[START]

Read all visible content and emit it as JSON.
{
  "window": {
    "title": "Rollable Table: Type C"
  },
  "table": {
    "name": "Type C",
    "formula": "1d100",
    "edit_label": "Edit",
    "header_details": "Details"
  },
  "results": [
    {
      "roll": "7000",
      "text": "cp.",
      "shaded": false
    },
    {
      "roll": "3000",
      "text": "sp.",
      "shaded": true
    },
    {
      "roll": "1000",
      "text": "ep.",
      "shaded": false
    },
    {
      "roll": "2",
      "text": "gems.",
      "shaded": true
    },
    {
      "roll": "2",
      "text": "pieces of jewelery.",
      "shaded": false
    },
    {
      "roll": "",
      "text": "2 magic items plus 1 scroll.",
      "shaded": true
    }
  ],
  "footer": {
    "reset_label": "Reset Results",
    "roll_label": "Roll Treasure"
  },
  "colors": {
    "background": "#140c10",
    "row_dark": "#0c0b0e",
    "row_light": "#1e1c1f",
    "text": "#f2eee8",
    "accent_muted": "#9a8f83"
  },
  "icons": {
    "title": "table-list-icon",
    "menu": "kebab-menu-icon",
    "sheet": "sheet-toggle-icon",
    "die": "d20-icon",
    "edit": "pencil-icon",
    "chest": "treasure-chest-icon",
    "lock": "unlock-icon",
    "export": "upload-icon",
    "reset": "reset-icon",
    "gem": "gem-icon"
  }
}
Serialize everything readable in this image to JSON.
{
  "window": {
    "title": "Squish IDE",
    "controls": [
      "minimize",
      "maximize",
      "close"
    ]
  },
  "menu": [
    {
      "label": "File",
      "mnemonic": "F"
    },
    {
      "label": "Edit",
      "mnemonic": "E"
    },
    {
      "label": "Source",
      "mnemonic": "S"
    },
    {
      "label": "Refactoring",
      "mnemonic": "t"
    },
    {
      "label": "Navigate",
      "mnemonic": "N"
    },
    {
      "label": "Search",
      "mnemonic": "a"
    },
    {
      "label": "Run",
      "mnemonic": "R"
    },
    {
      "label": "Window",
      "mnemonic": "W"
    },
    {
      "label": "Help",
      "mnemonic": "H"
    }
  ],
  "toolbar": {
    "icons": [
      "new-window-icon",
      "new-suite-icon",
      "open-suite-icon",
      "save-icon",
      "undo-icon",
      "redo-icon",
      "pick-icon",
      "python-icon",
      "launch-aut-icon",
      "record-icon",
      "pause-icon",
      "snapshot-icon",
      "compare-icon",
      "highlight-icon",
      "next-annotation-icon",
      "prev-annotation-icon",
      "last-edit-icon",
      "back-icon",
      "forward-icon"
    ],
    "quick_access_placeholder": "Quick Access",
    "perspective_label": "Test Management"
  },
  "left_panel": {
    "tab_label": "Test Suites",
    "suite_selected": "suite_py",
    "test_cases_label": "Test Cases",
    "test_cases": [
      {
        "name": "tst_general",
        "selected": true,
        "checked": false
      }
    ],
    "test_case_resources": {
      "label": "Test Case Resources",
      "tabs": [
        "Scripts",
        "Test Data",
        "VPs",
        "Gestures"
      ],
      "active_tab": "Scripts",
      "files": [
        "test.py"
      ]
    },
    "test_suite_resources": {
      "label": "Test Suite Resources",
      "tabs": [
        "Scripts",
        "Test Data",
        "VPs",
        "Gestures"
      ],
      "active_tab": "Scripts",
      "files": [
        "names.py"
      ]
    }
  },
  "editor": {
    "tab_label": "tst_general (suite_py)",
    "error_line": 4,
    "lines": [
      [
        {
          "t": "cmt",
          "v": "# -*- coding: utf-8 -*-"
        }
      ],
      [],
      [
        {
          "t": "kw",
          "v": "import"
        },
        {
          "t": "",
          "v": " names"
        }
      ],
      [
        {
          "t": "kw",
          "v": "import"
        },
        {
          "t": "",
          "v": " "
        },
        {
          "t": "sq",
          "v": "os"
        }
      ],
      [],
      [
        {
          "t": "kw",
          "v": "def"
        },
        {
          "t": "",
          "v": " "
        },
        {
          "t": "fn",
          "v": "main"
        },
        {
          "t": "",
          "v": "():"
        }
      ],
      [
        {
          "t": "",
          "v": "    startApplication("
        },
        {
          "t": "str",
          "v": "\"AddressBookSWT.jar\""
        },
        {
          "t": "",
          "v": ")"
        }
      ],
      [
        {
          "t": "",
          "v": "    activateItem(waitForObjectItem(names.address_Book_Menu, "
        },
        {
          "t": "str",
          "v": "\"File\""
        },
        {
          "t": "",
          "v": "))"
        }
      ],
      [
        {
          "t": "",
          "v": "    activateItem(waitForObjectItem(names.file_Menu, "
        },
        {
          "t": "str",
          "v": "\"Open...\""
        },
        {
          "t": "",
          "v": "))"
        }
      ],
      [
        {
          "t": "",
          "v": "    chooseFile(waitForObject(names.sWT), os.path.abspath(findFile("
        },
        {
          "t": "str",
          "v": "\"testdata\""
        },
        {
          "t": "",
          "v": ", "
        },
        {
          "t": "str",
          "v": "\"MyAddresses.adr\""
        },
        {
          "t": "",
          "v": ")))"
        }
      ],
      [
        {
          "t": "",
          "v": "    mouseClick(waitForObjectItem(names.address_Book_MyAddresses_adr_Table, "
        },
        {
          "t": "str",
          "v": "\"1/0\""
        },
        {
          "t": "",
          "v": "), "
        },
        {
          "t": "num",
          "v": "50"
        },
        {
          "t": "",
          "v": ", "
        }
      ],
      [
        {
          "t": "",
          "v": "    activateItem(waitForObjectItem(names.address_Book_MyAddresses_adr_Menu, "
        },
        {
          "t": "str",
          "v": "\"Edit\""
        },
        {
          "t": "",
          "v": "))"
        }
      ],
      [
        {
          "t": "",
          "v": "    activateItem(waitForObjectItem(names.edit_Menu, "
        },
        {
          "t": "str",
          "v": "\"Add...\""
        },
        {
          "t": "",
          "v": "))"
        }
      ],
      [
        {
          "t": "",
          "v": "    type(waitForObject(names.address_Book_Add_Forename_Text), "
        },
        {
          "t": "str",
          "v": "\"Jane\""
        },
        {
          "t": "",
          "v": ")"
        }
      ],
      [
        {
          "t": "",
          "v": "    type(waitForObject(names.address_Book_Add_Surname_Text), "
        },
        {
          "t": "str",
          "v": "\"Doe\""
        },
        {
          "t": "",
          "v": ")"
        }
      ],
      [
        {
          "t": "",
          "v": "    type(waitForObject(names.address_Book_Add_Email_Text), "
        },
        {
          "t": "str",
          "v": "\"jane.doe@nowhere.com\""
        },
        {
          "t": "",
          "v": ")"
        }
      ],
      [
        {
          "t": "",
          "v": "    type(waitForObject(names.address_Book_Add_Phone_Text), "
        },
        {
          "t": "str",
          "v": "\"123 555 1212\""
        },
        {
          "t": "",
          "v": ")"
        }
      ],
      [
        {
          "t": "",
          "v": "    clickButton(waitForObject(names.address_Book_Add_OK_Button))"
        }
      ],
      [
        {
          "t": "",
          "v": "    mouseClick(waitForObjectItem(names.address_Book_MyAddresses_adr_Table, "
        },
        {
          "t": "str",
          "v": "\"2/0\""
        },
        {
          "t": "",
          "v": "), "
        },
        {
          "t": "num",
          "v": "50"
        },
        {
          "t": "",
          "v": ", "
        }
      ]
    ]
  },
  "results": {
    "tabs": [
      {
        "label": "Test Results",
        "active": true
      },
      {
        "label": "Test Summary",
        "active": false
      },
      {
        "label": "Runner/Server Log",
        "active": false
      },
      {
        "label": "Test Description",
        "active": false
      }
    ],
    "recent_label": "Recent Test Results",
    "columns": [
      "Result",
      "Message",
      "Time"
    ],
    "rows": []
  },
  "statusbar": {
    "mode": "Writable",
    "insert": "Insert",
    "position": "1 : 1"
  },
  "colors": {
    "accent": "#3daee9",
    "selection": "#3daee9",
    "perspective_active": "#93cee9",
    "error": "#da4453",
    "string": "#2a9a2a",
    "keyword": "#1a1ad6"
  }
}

[END]

→ Task
Pick out the lines above that hold the string "JSON" and show them.

→ Task response
Read all visible content and emit it as JSON.
Serialize everything readable in this image to JSON.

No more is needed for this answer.